What the task requires: In the forum thread about winstrol depot below, how long did the original poster say the first cycle lasted?

Study text:

=== Begin Enclosure ===

# What is the recommend Dosage for winstrol depot?



## arkassilem

This is going to be my second cycle. My first cycle was 7 weeks of 10mg anavar (5mg am and 5mg pm). Now I want to take another cycle and go 12 weeks this time with anavar and winstrol depot. I will take 10mg a day of anavar for 12 weeks but I also want to add the winstrol depot into the cycle but I don't know how much I should take?? I do know I would rather go light with the winstrol just encase of sides. If I got any sides I could always just stop the winstrol depot and just continue with the anavar. The primary steroid will be the anavar so if I can get some added results from winstrol depot that would be great. The winstrol depot bottle is 100mgs/ml. I am assuming its real stuff because it's milky and it separates with the milk dropping toward bottom until you shake bottle. Another question should I start taking the winstrol halfway through the cycle and add it with the anavar? Ps. I really hope I get some responses because I don't want to do anything that would hurt me. Sorry if my English is not that good&#8230;.


----------



## 3752

are you a girl ? i have to ask as many post in this section even though they are men


----------



## Guest

Im pretty sure she is Paul, from prev. posts.


----------



## arkassilem

yes i am


----------



## Guest

Use the winstrol by measuring it out with an insulin pin start with either 5mg or 10mg per day.


----------



## ba baracuss

Read Phil's abscess story before you start jabbing water based winstrol.

Bacteria love water.

If you have already bought it, you can drink it instead of jabbing.


----------



## anabolic ant

just go careful with injectables and the side effects with which can affect a woman to a degree of irreversibilty in comparison to male effects...!!!

i say this because there is much more at risk to a women than man when adminstering such substances,including hirsutism,clitoral hypertrophy,loss of menstral cycle, risk of ovarian atrophy and the list goes on...so just be sensible in your choices!!!

much lower dosages should be adminstered,than what is adminstered by men...but i could not advise you...and have no idea how you would respond,this would be a test of trial and error/experimentation...but i'm sure if you disclose your info,stats,goals and training experience to some of the more experienced lady folk on here...you can bet that they could lead you in a much better direction with the correct info you require,enabling you to make more educated decisions/choices!!!!

have you tried the steroids section?


----------

=== End Enclosure ===

Data supplied:
=== Begin Enclosure ===

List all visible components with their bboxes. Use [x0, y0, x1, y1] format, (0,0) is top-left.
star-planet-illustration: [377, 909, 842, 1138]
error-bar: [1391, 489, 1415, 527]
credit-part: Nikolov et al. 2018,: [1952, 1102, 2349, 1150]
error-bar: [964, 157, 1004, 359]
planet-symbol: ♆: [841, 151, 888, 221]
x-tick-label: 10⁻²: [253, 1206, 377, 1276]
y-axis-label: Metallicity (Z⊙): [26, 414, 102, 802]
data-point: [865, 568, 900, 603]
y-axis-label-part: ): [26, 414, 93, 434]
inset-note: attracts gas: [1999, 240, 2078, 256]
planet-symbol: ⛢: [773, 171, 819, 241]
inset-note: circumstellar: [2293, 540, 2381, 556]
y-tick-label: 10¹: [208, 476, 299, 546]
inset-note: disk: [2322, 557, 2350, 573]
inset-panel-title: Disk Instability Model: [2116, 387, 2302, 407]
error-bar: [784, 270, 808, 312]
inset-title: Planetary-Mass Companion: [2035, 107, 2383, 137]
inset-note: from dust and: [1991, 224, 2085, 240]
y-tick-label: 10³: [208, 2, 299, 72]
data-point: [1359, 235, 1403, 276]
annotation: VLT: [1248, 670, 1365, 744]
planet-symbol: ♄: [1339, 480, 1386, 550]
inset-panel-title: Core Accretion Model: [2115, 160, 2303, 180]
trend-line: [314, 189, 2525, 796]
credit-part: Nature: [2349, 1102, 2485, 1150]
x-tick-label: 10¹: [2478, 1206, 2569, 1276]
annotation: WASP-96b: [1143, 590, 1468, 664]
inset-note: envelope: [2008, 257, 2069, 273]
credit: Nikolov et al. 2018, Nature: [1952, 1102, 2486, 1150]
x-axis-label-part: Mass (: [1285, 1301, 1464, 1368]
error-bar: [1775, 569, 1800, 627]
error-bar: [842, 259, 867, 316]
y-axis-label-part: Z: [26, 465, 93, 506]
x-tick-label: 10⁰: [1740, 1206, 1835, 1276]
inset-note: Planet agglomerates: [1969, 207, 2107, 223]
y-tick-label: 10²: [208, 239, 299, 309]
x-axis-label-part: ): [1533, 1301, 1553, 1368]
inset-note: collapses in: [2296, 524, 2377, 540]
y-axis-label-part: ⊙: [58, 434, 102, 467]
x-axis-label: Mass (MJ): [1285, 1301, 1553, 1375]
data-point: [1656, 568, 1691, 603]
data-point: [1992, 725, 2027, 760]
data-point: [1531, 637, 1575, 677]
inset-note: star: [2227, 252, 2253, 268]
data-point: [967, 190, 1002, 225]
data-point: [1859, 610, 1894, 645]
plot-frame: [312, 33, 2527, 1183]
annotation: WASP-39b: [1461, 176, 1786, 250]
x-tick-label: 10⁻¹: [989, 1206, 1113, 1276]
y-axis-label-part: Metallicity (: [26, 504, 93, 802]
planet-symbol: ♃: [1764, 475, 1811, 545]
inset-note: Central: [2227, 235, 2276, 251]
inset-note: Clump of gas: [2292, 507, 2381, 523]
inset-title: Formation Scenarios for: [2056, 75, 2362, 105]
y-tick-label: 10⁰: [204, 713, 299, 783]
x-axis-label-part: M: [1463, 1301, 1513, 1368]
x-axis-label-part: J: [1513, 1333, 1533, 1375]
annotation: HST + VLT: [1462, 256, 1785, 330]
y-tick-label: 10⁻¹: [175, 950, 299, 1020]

=== End Enclosure ===

Exercise solution: 7 weeks